■ **YOUR TASK**
Look through the data and write out every line with the word "对应数轴上的点表示的数是" in it.
################
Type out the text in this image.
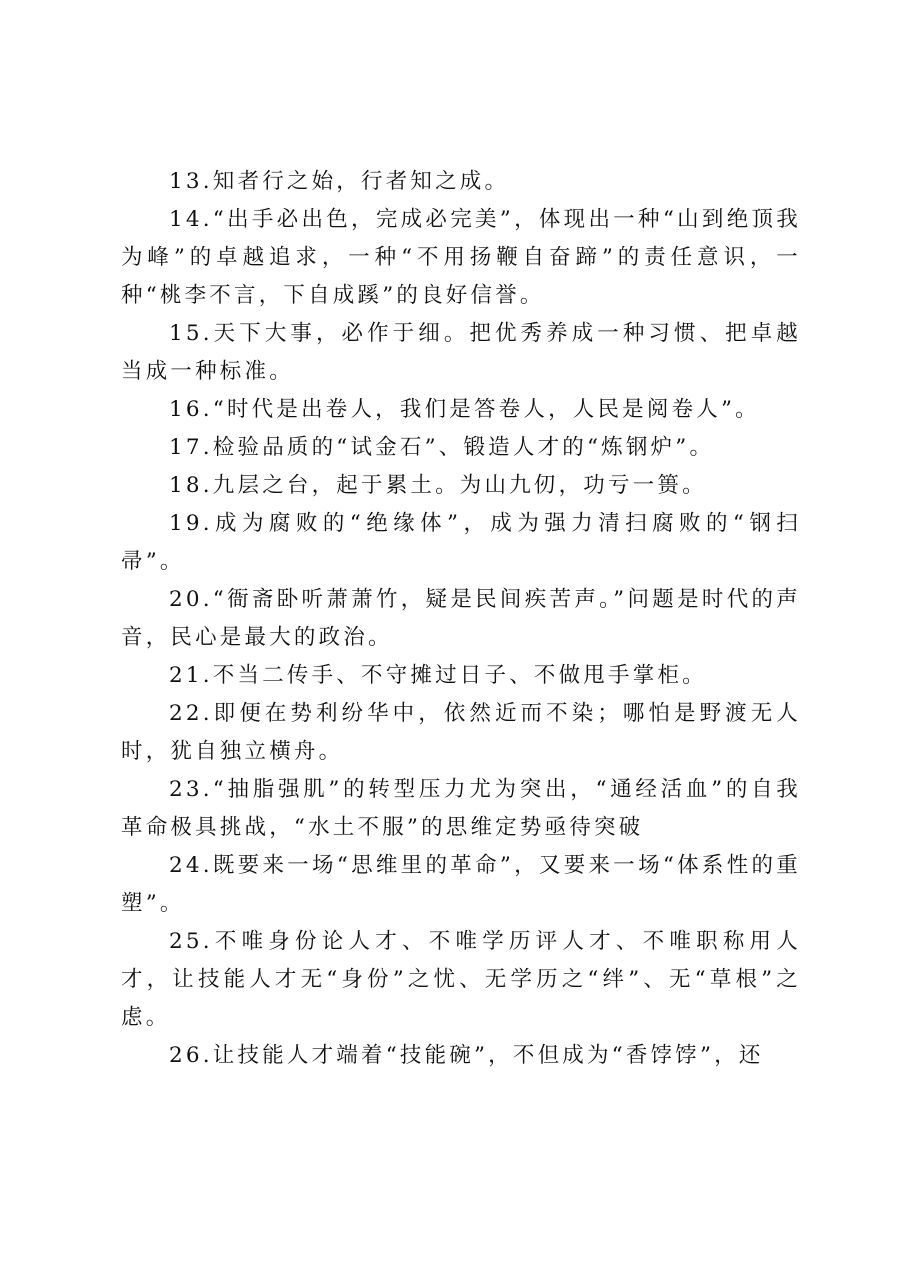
13.知者行之始，行者知之成。

14.“出手必出色，完成必完美”，体现出一种“山到绝顶我为峰”的卓越追求，一种“不用扬鞭自奋蹄”的责任意识，一种“桃李不言，下自成蹊”的良好信誉。

15.天下大事，必作于细。把优秀养成一种习惯、把卓越当成一种标准。

16.“时代是出卷人，我们是答卷人，人民是阅卷人”。

17.检验品质的“试金石”、锻造人才的“炼钢炉”。

18.九层之台，起于累土。为山九仞，功亏一篑。

19.成为腐败的“绝缘体”，成为强力清扫腐败的“钢扫帚”。

20.“衙斋卧听萧萧竹，疑是民间疾苦声。”问题是时代的声音，民心是最大的政治。

21.不当二传手、不守摊过日子、不做甩手掌柜。

22.即便在势利纷华中，依然近而不染；哪怕是野渡无人时，犹自独立横舟。

23.“抽脂强肌”的转型压力尤为突出，“通经活血”的自我革命极具挑战，“水土不服”的思维定势亟待突破

24.既要来一场“思维里的革命”，又要来一场“体系性的重塑”。

25.不唯身份论人才、不唯学历评人才、不唯职称用人才，让技能人才无“身份”之忧、无学历之“绊”、无“草根”之虑。

26.让技能人才端着“技能碗”，不但成为“香饽饽”，还
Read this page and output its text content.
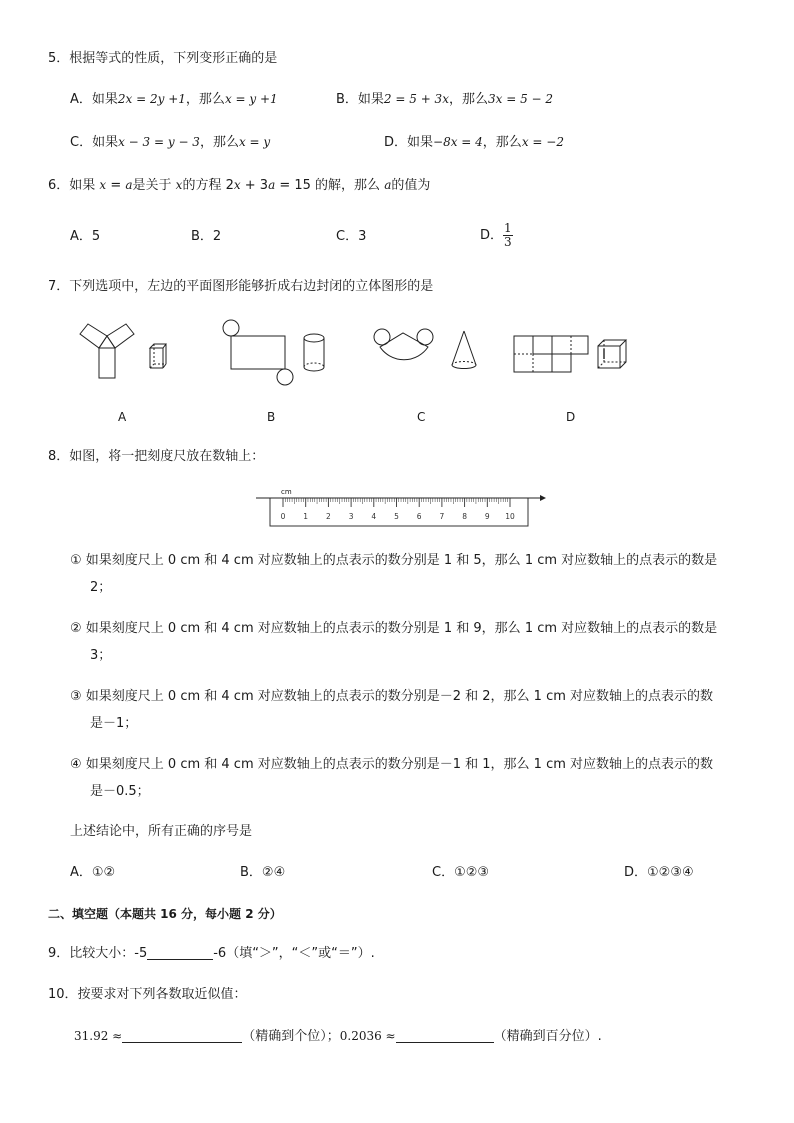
5．根据等式的性质，下列变形正确的是
A．如果2x = 2y +1，那么x = y +1	B．如果2 = 5 + 3x，那么3x = 5 − 2
C．如果x − 3 = y − 3，那么x = y	D．如果−8x = 4，那么x = −2
6．如果 x = a是关于 x的方程 2x + 3a = 15 的解，那么 a的值为
A．5	B．2	C．3	D． $\frac{1}{3}$
7．下列选项中，左边的平面图形能够折成右边封闭的立体图形的是
A	B	C	D
8．如图，将一把刻度尺放在数轴上：
0 1 2 3 4 5 6 7 8 9 10
cm
① 如果刻度尺上 0 cm 和 4 cm 对应数轴上的点表示的数分别是 1 和 5，那么 1 cm 对应数轴上的点表示的数是
2；
② 如果刻度尺上 0 cm 和 4 cm 对应数轴上的点表示的数分别是 1 和 9，那么 1 cm 对应数轴上的点表示的数是
3；
③ 如果刻度尺上 0 cm 和 4 cm 对应数轴上的点表示的数分别是－2 和 2，那么 1 cm 对应数轴上的点表示的数
是－1；
④ 如果刻度尺上 0 cm 和 4 cm 对应数轴上的点表示的数分别是－1 和 1，那么 1 cm 对应数轴上的点表示的数
是－0.5；
上述结论中，所有正确的序号是
A．①②	B．②④	C．①②③	D．①②③④
二、填空题（本题共 16 分，每小题 2 分）
9．比较大小：-5	-6（填“＞”，“＜”或“＝”）.
10．按要求对下列各数取近似值：
31.92 ≈	（精确到个位）；0.2036 ≈	（精确到百分位）.
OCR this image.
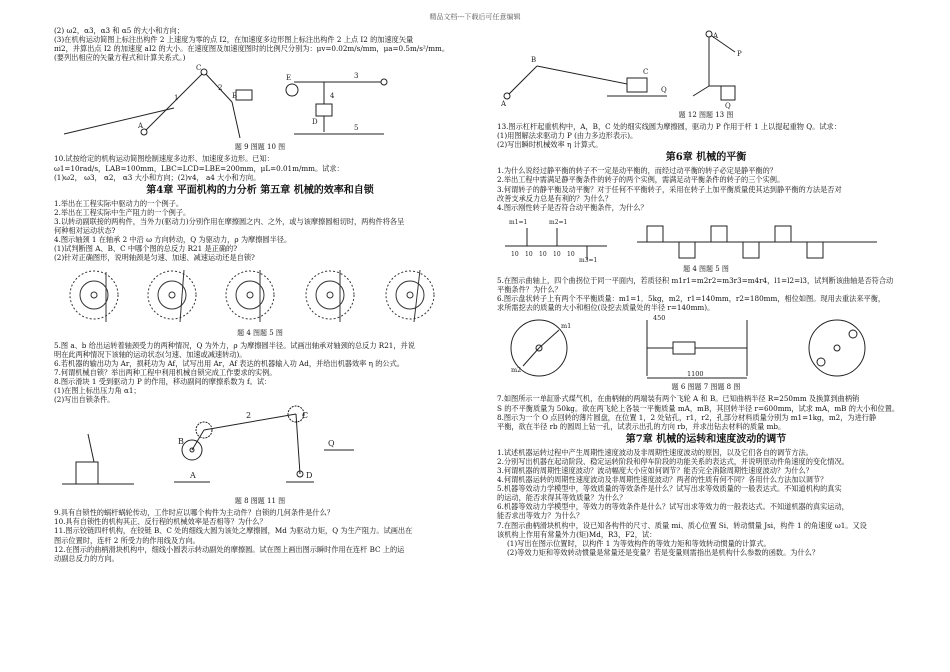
精品文档---下载后可任意编辑

(2) ω2，α3，α3 和 α5 的大小和方向；

(3)在机构运动简图上标注出构件 2 上速度为零的点 I2，在加速度多边形图上标注出构件 2 上点 I2 的加速度矢量

πi2，并算出点 I2 的加速度 aI2 的大小。在速度图及加速度图时的比例尺分别为：μv=0.02m/s/mm，μa=0.5m/s²/mm。

(要列出相应的矢量方程式和计算关系式。)

C
A
B
D
E
1
2
3
4
5

题 9 图题 10 图

10.试按给定的机构运动简图绘制速度多边形、加速度多边形。已知：

ω1=10rad/s，LAB=100mm，LBC=LCD=LBE=200mm，μL=0.01m/mm。试求：

(1)ω2， ω3， α2， α3 大小和方向；(2)v4， a4 大小和方向。

第4章 平面机构的力分析 第五章 机械的效率和自锁

1.举出在工程实际中驱动力的一个例子。

2.举出在工程实际中生产阻力的一个例子。

3.以转动副联接的两构件，当外力(驱动力)分别作用在摩擦圆之内、之外，或与该摩擦圆相切时，两构件将各呈

何种相对运动状态?

4.图示轴颈 1 在轴承 2 中沿 ω 方向转动，Q 为驱动力，ρ 为摩擦圆半径。

(1)试判断图 A、B、C 中哪个图的总反力 R21 是正确的?

(2)针对正确图形，说明轴颈是匀速、加速、减速运动还是自锁?

题 4 图题 5 图

5.图 a、b 给出运转着轴颈受力的两种情况，Q 为外力，ρ 为摩擦圆半径。试画出轴承对轴颈的总反力 R21，并说

明在此两种情况下该轴的运动状态(匀速、加速或减速转动)。

6.若机器的输出功为 Ar，损耗功为 Af，试写出用 Ar，Af 表达的机器输入功 Ad，并给出机器效率 η 的公式。

7.何谓机械自锁？举出两种工程中利用机械自锁完成工作要求的实例。

8.图示滑块 1 受到驱动力 P 的作用，移动副间的摩擦系数为 f。试：

(1)在图上标出压力角 α1；

(2)写出自锁条件。

B
2	C
Q
A	D

题 8 图题 11 图

9.具有自锁性的蜗杆蜗轮传动，工作时应以哪个构件为主动件？自锁的几何条件是什么？

10.具有自锁性的机构其正、反行程的机械效率是否相等？为什么？

11.图示铰链四杆机构，在铰链 B、C 处的细线大圆为该处之摩擦圆，Md 为驱动力矩，Q 为生产阻力。试画出在

图示位置时，连杆 2 所受力的作用线及方向。

12.在图示的曲柄滑块机构中，细线小圆表示转动副处的摩擦圆。试在图上画出图示瞬时作用在连杆 BC 上的运

动副总反力的方向。

A
B
C
Q
A
P
Q

题 12 图题 13 图

13.图示杠杆起重机构中，A，B，C 处的细实线圆为摩擦圆，驱动力 P 作用于杆 1 上以提起重物 Q。试求：

(1)用图解法求驱动力 P (由力多边形表示)。

(2)写出瞬时机械效率 η 计算式。

第6章 机械的平衡

1.为什么说经过静平衡的转子不一定是动平衡的，而经过动平衡的转子必定是静平衡的？

2.举出工程中需满足静平衡条件的转子的两个实例，需满足动平衡条件的转子的三个实例。

3.何谓转子的静平衡及动平衡？对于任何不平衡转子，采用在转子上加平衡质量使其达到静平衡的方法是否对

改善支承反力总是有利的？为什么？

4.图示刚性转子是否符合动平衡条件，为什么？

m1=1	m2=1
m3=1
10 10 10 10 10

题 4 图题 5 图

5.在图示曲轴上，四个曲拐位于同一平面内，若质径积 m1r1=m2r2=m3r3=m4r4，l1=l2=l3，试判断该曲轴是否符合动

平衡条件？为什么？

6.图示盘状转子上有两个不平衡质量：m1=1．5kg，m2，r1=140mm，r2=180mm，相位如图。现用去重法来平衡，

求所需挖去的质量的大小和相位(设挖去质量处的半径 r=140mm)。

450
1100
m1
m2

题 6 图题 7 图题 8 图

7.如图所示一单缸卧式煤气机，在曲柄轴的两端装有两个飞轮 A 和 B。已知曲柄半径 R=250mm 及换算到曲柄销

S 的不平衡质量为 50kg。欲在两飞轮上各装一平衡质量 mA，mB，其回转半径 r=600mm，试求 mA，mB 的大小和位置。

8.图示为一个 O 点回转的薄片圆盘，在位置 1，2 处钻孔，r1，r2，孔部分材料质量分别为 m1=1kg，m2，为进行静

平衡，欲在半径 rb 的圆周上钻一孔，试表示出孔的方向 rb，并求出钻去材料的质量 mb。

第7章 机械的运转和速度波动的调节

1.试述机器运转过程中产生周期性速度波动及非周期性速度波动的原因，以及它们各自的调节方法。

2.分别写出机器在起动阶段、稳定运转阶段和停车阶段的功能关系的表达式，并说明原动件角速度的变化情况。

3.何谓机器的周期性速度波动？波动幅度大小应如何调节？能否完全消除周期性速度波动？为什么？

4.何谓机器运转的周期性速度波动及非周期性速度波动？两者的性质有何不同？各用什么方法加以调节？

5.机器等效动力学模型中，等效质量的等效条件是什么？试写出求等效质量的一般表达式。不知道机构的真实

的运动，能否求得其等效质量？为什么？

6.机器等效动力学模型中，等效力的等效条件是什么？试写出求等效力的一般表达式。不知道机器的真实运动，

能否求出等效力？为什么？

7.在图示曲柄滑块机构中，设已知各构件的尺寸、质量 mi、质心位置 Si、转动惯量 Jsi，构件 1 的角速度 ω1。又设

该机构上作用有常量外力(矩)Md，R3，F2，试：

(1)写出在图示位置时，以构件 1 为等效构件的等效力矩和等效转动惯量的计算式。

(2)等效力矩和等效转动惯量是常量还是变量？若是变量则需指出是机构什么参数的函数。为什么？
################
■ **EXERCISE ANSWER**
① 如果刻度尺上 0 cm 和 4 cm 对应数轴上的点表示的数分别是 1 和 5，那么 1 cm 对应数轴上的点表示的数是
② 如果刻度尺上 0 cm 和 4 cm 对应数轴上的点表示的数分别是 1 和 9，那么 1 cm 对应数轴上的点表示的数是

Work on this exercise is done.